───── MATERIAL ─────
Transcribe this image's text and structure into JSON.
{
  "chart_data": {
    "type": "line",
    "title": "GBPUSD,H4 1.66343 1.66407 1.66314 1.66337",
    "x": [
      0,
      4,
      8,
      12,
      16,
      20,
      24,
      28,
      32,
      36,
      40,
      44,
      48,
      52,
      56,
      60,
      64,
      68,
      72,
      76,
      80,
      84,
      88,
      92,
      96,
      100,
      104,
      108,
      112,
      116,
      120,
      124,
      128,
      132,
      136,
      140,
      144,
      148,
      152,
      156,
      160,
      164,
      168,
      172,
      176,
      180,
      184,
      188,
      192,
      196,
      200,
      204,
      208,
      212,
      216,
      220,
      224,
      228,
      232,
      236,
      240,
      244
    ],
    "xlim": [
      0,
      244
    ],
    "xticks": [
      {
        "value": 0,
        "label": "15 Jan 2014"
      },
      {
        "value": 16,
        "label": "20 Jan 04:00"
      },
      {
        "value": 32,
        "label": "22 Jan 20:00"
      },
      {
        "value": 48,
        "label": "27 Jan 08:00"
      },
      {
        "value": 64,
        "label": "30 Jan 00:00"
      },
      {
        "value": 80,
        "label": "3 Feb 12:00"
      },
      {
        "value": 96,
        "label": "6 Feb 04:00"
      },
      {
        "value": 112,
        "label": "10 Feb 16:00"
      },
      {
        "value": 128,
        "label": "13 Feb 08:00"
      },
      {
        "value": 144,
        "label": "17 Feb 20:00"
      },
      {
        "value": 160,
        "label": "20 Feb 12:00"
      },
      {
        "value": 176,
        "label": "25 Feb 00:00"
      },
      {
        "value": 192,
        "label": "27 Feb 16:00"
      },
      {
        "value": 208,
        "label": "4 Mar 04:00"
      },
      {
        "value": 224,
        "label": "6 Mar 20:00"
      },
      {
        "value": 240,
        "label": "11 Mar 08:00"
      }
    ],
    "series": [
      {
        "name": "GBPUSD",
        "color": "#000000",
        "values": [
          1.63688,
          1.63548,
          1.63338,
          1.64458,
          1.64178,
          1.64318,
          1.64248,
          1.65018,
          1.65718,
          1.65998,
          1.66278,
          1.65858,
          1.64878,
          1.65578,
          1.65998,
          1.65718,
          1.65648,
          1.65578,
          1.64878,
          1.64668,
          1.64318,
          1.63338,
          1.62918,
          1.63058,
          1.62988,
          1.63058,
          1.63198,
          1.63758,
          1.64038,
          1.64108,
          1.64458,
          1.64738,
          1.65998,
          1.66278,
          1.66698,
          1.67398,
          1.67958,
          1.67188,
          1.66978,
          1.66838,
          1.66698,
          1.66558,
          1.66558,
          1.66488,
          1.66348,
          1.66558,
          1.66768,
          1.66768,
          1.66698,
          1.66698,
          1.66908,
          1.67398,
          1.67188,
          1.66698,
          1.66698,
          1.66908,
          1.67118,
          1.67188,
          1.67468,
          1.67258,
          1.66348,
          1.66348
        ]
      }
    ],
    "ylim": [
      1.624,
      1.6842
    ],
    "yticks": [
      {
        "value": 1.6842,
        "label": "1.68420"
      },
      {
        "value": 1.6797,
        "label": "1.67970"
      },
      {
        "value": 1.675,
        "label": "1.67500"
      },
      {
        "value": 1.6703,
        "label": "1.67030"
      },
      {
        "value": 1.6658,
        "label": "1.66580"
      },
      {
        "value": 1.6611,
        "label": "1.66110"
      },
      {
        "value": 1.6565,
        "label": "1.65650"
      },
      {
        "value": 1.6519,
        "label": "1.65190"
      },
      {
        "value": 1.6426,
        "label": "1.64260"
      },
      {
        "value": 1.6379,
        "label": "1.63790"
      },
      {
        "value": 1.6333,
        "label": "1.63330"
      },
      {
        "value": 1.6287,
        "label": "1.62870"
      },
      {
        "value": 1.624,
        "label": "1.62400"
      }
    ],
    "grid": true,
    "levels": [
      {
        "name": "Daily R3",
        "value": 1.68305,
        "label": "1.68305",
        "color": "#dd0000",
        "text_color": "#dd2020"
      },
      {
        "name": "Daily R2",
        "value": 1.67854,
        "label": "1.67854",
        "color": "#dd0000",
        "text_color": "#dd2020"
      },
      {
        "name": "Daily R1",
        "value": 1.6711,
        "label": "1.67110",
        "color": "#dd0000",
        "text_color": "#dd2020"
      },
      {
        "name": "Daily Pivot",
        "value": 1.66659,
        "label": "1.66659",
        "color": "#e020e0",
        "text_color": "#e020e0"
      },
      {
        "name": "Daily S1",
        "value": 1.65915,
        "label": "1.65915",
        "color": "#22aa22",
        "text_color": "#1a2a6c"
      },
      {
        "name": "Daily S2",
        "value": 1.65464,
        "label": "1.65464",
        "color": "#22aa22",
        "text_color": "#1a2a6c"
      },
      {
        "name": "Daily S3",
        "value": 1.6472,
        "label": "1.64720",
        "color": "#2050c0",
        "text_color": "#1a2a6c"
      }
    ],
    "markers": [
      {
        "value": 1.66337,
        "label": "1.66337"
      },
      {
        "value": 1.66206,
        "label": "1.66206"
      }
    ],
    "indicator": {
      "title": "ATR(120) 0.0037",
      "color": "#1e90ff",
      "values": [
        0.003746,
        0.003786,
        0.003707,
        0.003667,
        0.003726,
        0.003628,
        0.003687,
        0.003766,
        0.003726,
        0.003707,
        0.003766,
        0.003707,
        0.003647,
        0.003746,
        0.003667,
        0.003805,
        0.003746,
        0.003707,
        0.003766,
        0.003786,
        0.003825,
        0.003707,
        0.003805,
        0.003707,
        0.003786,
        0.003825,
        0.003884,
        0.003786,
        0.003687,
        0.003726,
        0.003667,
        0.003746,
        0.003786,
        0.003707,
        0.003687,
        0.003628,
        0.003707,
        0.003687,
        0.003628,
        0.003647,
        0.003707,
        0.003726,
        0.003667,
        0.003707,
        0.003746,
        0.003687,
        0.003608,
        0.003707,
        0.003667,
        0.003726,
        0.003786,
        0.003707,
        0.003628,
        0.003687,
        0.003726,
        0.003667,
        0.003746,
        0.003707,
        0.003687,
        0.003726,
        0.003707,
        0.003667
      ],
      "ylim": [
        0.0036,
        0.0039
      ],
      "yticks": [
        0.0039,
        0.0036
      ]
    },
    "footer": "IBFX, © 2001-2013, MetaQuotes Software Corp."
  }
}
─────
> AIM OF THE TASK: Output the full listing without altering anything.

> SOLUTION TO THIS TASK:
Transcribe this image's text and structure into JSON.
{
  "chart_data": {
    "type": "line",
    "title": "GBPUSD,H4 1.66343 1.66407 1.66314 1.66337",
    "x": [
      0,
      4,
      8,
      12,
      16,
      20,
      24,
      28,
      32,
      36,
      40,
      44,
      48,
      52,
      56,
      60,
      64,
      68,
      72,
      76,
      80,
      84,
      88,
      92,
      96,
      100,
      104,
      108,
      112,
      116,
      120,
      124,
      128,
      132,
      136,
      140,
      144,
      148,
      152,
      156,
      160,
      164,
      168,
      172,
      176,
      180,
      184,
      188,
      192,
      196,
      200,
      204,
      208,
      212,
      216,
      220,
      224,
      228,
      232,
      236,
      240,
      244
    ],
    "xlim": [
      0,
      244
    ],
    "xticks": [
      {
        "value": 0,
        "label": "15 Jan 2014"
      },
      {
        "value": 16,
        "label": "20 Jan 04:00"
      },
      {
        "value": 32,
        "label": "22 Jan 20:00"
      },
      {
        "value": 48,
        "label": "27 Jan 08:00"
      },
      {
        "value": 64,
        "label": "30 Jan 00:00"
      },
      {
        "value": 80,
        "label": "3 Feb 12:00"
      },
      {
        "value": 96,
        "label": "6 Feb 04:00"
      },
      {
        "value": 112,
        "label": "10 Feb 16:00"
      },
      {
        "value": 128,
        "label": "13 Feb 08:00"
      },
      {
        "value": 144,
        "label": "17 Feb 20:00"
      },
      {
        "value": 160,
        "label": "20 Feb 12:00"
      },
      {
        "value": 176,
        "label": "25 Feb 00:00"
      },
      {
        "value": 192,
        "label": "27 Feb 16:00"
      },
      {
        "value": 208,
        "label": "4 Mar 04:00"
      },
      {
        "value": 224,
        "label": "6 Mar 20:00"
      },
      {
        "value": 240,
        "label": "11 Mar 08:00"
      }
    ],
    "series": [
      {
        "name": "GBPUSD",
        "color": "#000000",
        "values": [
          1.63688,
          1.63548,
          1.63338,
          1.64458,
          1.64178,
          1.64318,
          1.64248,
          1.65018,
          1.65718,
          1.65998,
          1.66278,
          1.65858,
          1.64878,
          1.65578,
          1.65998,
          1.65718,
          1.65648,
          1.65578,
          1.64878,
          1.64668,
          1.64318,
          1.63338,
          1.62918,
          1.63058,
          1.62988,
          1.63058,
          1.63198,
          1.63758,
          1.64038,
          1.64108,
          1.64458,
          1.64738,
          1.65998,
          1.66278,
          1.66698,
          1.67398,
          1.67958,
          1.67188,
          1.66978,
          1.66838,
          1.66698,
          1.66558,
          1.66558,
          1.66488,
          1.66348,
          1.66558,
          1.66768,
          1.66768,
          1.66698,
          1.66698,
          1.66908,
          1.67398,
          1.67188,
          1.66698,
          1.66698,
          1.66908,
          1.67118,
          1.67188,
          1.67468,
          1.67258,
          1.66348,
          1.66348
        ]
      }
    ],
    "ylim": [
      1.624,
      1.6842
    ],
    "yticks": [
      {
        "value": 1.6842,
        "label": "1.68420"
      },
      {
        "value": 1.6797,
        "label": "1.67970"
      },
      {
        "value": 1.675,
        "label": "1.67500"
      },
      {
        "value": 1.6703,
        "label": "1.67030"
      },
      {
        "value": 1.6658,
        "label": "1.66580"
      },
      {
        "value": 1.6611,
        "label": "1.66110"
      },
      {
        "value": 1.6565,
        "label": "1.65650"
      },
      {
        "value": 1.6519,
        "label": "1.65190"
      },
      {
        "value": 1.6426,
        "label": "1.64260"
      },
      {
        "value": 1.6379,
        "label": "1.63790"
      },
      {
        "value": 1.6333,
        "label": "1.63330"
      },
      {
        "value": 1.6287,
        "label": "1.62870"
      },
      {
        "value": 1.624,
        "label": "1.62400"
      }
    ],
    "grid": true,
    "levels": [
      {
        "name": "Daily R3",
        "value": 1.68305,
        "label": "1.68305",
        "color": "#dd0000",
        "text_color": "#dd2020"
      },
      {
        "name": "Daily R2",
        "value": 1.67854,
        "label": "1.67854",
        "color": "#dd0000",
        "text_color": "#dd2020"
      },
      {
        "name": "Daily R1",
        "value": 1.6711,
        "label": "1.67110",
        "color": "#dd0000",
        "text_color": "#dd2020"
      },
      {
        "name": "Daily Pivot",
        "value": 1.66659,
        "label": "1.66659",
        "color": "#e020e0",
        "text_color": "#e020e0"
      },
      {
        "name": "Daily S1",
        "value": 1.65915,
        "label": "1.65915",
        "color": "#22aa22",
        "text_color": "#1a2a6c"
      },
      {
        "name": "Daily S2",
        "value": 1.65464,
        "label": "1.65464",
        "color": "#22aa22",
        "text_color": "#1a2a6c"
      },
      {
        "name": "Daily S3",
        "value": 1.6472,
        "label": "1.64720",
        "color": "#2050c0",
        "text_color": "#1a2a6c"
      }
    ],
    "markers": [
      {
        "value": 1.66337,
        "label": "1.66337"
      },
      {
        "value": 1.66206,
        "label": "1.66206"
      }
    ],
    "indicator": {
      "title": "ATR(120) 0.0037",
      "color": "#1e90ff",
      "values": [
        0.003746,
        0.003786,
        0.003707,
        0.003667,
        0.003726,
        0.003628,
        0.003687,
        0.003766,
        0.003726,
        0.003707,
        0.003766,
        0.003707,
        0.003647,
        0.003746,
        0.003667,
        0.003805,
        0.003746,
        0.003707,
        0.003766,
        0.003786,
        0.003825,
        0.003707,
        0.003805,
        0.003707,
        0.003786,
        0.003825,
        0.003884,
        0.003786,
        0.003687,
        0.003726,
        0.003667,
        0.003746,
        0.003786,
        0.003707,
        0.003687,
        0.003628,
        0.003707,
        0.003687,
        0.003628,
        0.003647,
        0.003707,
        0.003726,
        0.003667,
        0.003707,
        0.003746,
        0.003687,
        0.003608,
        0.003707,
        0.003667,
        0.003726,
        0.003786,
        0.003707,
        0.003628,
        0.003687,
        0.003726,
        0.003667,
        0.003746,
        0.003707,
        0.003687,
        0.003726,
        0.003707,
        0.003667
      ],
      "ylim": [
        0.0036,
        0.0039
      ],
      "yticks": [
        0.0039,
        0.0036
      ]
    },
    "footer": "IBFX, © 2001-2013, MetaQuotes Software Corp."
  }
}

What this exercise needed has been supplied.